The Niangua River  is a  tributary of the Osage River in the Ozarks region of southern and central Missouri in the United States.  Via the Osage and Missouri rivers it is part of the watershed of the Mississippi River.

Niangua River has the name of Niangua (or Nehemgar), an Indian tribal leader. The name is said to mean "bear".

Course
The Niangua River is formed in Webster County by the confluence of its short east and west forks, and flows generally northward through Dallas, Laclede and Camden counties, past Bennett Spring, Lake Niangua, and Ha Ha Tonka State Parks.  It flows into the Osage River as an arm of the Lake of the Ozarks, which is formed by the Bagnell Dam on the Osage.  As part of the lake it collects the Little Niangua River.

River accesses 
This is a list of areas where the Niangua River can be publicly accessed; this list was put in order from beginning of river to where river meets up with Lake of the Ozarks.
Bridal Cave
Charity Access- State-owned river access; no camping allowed.
Cline Ford
Hico Slab- Where a road crosses the river; the bridge is basically a low-lying concrete slab with water tunnels.
Del Marlin Ford
Deusenberry Creek
Gaunt Ford
Crane Ford
Route 32 Bridge
Big John Access- State-owned river access.
Wimberly Ford
Dallion Ford
Hackler Ford
Williams Ford Access- A one lane road crossing; crossing is a concrete slab where water flows over the top.
Hwy. K-P Bridge Access- Access includes privately owned campground, picnic area, and shuttle service.
Moon Valley Access- State-owned river access.
Hildebrand Ford
Cat Hollow- Privately owned campground and cabins nearby.

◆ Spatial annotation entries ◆
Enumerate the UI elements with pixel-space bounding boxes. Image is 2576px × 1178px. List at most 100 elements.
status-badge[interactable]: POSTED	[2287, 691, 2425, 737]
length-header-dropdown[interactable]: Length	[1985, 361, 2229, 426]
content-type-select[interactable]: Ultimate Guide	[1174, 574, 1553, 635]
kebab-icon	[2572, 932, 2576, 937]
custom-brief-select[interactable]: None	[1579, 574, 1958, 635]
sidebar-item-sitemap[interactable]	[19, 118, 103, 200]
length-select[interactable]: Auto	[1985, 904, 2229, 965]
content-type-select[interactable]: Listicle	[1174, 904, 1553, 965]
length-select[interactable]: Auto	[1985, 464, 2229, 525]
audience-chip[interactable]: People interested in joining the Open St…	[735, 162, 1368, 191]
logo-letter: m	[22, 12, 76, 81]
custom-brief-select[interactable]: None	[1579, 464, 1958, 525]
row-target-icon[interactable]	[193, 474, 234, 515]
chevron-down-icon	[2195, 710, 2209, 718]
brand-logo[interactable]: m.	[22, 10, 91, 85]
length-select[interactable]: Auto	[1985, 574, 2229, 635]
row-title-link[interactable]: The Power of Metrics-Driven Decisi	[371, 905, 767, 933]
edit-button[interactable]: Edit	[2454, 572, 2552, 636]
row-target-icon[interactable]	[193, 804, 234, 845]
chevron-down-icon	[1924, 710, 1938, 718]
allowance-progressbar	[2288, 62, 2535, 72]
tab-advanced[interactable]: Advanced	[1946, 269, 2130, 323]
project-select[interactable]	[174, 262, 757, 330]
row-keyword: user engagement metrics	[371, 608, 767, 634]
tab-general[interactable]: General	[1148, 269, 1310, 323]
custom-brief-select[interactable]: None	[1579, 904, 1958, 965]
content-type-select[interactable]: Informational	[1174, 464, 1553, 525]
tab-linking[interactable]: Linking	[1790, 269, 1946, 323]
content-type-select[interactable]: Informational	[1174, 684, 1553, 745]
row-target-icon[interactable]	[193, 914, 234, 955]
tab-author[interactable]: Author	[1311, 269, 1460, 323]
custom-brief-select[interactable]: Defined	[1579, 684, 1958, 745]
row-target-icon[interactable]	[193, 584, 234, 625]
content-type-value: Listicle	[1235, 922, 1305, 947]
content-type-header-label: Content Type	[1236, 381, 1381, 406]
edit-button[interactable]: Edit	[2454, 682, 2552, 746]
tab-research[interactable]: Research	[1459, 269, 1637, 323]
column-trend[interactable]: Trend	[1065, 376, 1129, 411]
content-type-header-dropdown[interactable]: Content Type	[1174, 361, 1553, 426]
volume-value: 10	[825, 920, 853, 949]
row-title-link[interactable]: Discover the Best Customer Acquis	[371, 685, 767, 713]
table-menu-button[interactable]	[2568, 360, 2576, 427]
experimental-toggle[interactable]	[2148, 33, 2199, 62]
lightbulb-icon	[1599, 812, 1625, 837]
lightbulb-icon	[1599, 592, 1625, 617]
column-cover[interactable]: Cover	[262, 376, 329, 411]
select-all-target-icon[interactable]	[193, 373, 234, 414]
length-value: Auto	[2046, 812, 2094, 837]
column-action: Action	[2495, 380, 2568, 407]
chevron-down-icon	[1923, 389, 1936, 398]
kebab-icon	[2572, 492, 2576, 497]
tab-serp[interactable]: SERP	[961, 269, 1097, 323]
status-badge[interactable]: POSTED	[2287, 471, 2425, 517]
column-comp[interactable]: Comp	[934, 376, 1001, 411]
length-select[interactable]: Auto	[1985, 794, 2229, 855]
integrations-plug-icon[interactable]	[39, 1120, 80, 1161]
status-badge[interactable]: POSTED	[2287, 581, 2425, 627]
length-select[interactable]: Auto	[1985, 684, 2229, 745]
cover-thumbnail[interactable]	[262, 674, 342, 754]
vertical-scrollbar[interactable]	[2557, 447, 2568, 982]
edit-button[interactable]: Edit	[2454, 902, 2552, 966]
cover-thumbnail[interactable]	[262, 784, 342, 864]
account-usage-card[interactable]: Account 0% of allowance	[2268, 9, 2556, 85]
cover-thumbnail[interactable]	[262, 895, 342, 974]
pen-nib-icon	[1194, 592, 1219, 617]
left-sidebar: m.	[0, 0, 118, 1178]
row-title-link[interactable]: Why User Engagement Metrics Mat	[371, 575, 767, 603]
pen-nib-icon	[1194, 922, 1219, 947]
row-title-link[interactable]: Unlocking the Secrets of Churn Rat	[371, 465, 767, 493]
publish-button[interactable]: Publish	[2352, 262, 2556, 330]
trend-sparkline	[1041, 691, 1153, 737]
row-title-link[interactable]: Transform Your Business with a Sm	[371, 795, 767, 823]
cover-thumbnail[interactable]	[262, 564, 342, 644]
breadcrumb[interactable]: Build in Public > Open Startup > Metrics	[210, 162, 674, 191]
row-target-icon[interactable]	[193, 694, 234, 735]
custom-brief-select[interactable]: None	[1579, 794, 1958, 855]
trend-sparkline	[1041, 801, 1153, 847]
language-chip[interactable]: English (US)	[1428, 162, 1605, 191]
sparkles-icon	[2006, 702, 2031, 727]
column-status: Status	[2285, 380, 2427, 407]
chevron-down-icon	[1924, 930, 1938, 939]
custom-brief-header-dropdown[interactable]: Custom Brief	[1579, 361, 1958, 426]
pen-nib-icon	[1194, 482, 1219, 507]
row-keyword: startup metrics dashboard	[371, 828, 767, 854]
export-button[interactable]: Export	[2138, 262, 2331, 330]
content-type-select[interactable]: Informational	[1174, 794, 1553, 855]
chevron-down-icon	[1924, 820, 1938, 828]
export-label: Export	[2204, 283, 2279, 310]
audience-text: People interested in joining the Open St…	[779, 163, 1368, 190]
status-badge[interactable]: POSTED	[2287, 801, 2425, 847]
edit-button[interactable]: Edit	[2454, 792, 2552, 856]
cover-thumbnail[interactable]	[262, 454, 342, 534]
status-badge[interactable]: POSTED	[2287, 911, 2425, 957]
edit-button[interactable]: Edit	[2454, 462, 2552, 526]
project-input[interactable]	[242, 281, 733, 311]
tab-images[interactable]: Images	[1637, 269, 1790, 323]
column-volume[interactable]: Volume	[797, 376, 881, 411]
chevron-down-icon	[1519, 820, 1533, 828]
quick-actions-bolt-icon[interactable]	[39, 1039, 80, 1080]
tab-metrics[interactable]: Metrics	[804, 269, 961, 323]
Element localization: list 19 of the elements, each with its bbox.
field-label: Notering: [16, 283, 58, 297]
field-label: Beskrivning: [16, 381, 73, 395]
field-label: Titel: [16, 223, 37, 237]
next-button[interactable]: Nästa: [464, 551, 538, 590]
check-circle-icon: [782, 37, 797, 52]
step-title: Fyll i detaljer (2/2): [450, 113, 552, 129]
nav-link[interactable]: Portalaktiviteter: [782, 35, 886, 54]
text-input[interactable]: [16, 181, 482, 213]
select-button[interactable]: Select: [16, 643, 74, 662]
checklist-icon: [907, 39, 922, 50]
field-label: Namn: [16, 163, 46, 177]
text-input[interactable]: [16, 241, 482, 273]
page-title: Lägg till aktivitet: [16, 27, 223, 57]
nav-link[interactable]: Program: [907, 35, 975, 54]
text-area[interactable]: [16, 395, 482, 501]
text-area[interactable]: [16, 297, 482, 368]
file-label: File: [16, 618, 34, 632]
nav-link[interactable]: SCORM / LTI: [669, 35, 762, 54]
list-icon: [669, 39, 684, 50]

◆ Given request 1 ◆
List every county that the Niangua River article names.
◆ Given request 2 ◆
Echo the part of the Niangua River article that begins at the words "Hwy. K-P Bridge" and stops after "and cabins nearby.".
◆ Given request 3 ◆
Write what comes next in the Niangua River article, starting after its last line.
The material above stands apart from the Niangua River article.

◆ Exercise result 1 ◆
Webster, Dallas, Laclede, Camden

◆ Exercise result 2 ◆
Hwy. K-P Bridge Access- Access includes privately owned campground, picnic area, and shuttle service.
Moon Valley Access- State-owned river access.
Hildebrand Ford
Cat Hollow- Privately owned campground and cabins nearby.

◆ Exercise result 3 ◆
Route 64 Bridge
Bennett Spring Access- State-owned river access.
Barclay Springs- State-owned river access.
Gilbertson Ford
Prosperine Access- State-owned river access.
Mountain Creek- Access includes privately owned campground, picnic area, cabins and shuttle service.
McPheters Ford
Smith Ford
Leadmine Conservation Area- State-owned river access and conservation area; primitive camping allowed.
Lake Niangua- Includes access and picnic area; no camping allowed.
Whistle Bridge- Low-lying river crossing where road crosses river.
Stone Ford
Ha Ha Tonka State Park- State-owned river access; this is where the river merges into Lake of the Ozarks.
 banister ford north of Macks creek

See also
List of Missouri rivers

References

Columbia Gazetteer of North America entry
DeLorme (2002).  Missouri Atlas & Gazetteer.  Yarmouth, Maine: DeLorme.  .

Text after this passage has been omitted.